» **Required work**
Show all lines that include the string "true"; copy each one.

» **Data lines**

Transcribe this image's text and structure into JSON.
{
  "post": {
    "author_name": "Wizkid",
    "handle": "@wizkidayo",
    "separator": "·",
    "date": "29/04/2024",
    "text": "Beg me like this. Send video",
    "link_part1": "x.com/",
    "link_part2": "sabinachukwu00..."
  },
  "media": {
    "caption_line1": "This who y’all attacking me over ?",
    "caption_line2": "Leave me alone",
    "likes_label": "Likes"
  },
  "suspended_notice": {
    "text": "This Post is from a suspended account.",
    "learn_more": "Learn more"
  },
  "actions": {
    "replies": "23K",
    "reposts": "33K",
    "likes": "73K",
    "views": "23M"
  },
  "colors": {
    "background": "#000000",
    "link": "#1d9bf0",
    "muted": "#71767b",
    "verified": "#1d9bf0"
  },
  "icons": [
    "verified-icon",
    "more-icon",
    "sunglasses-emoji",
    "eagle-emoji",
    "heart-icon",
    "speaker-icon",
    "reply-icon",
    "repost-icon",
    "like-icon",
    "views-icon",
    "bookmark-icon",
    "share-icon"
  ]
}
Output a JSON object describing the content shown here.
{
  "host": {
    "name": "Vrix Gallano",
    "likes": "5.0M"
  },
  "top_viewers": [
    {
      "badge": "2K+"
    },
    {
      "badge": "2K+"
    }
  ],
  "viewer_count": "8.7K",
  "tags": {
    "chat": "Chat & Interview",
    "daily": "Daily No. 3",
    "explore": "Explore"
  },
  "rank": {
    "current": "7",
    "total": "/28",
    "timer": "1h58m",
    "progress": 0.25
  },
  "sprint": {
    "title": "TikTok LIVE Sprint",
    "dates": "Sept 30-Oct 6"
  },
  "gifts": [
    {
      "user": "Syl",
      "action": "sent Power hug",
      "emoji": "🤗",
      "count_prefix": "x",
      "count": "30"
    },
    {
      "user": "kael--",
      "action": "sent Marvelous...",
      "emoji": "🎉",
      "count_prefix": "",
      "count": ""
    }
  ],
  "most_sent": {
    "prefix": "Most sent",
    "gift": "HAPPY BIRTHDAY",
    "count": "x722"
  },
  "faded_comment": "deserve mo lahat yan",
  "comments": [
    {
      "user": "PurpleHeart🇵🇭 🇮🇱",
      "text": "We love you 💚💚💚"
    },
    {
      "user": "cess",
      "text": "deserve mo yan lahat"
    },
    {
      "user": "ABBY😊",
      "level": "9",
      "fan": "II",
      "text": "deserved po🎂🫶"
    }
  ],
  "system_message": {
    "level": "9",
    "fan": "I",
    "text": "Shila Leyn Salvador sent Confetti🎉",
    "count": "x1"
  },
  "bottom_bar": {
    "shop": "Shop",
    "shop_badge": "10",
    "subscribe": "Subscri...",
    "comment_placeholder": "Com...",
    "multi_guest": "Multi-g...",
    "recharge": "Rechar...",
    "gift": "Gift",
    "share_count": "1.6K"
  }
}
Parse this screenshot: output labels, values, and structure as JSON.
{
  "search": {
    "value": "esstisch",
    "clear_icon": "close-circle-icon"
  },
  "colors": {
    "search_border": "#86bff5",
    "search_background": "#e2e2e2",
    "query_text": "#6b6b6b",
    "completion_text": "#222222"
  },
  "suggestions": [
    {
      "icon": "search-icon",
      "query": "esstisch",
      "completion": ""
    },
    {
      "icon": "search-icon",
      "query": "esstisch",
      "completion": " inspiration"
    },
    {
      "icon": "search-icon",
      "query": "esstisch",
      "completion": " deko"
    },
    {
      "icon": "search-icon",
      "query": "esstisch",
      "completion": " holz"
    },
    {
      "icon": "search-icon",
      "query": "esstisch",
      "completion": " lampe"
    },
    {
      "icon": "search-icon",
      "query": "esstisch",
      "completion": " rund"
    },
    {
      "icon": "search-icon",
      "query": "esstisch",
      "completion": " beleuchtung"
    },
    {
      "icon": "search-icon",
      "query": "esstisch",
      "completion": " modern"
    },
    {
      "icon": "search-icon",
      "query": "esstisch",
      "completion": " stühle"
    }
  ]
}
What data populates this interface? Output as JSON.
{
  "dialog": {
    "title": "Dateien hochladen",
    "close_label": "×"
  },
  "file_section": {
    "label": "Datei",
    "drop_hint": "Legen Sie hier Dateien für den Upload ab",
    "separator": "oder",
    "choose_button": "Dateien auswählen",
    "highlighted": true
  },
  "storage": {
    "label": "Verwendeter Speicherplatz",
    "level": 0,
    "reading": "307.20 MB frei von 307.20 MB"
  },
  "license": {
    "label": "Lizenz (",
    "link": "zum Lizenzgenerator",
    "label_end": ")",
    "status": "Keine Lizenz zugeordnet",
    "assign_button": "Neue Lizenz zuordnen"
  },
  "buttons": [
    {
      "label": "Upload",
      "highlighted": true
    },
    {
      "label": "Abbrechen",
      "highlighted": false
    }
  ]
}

» **Correct response**
    "highlighted": true
      "highlighted": true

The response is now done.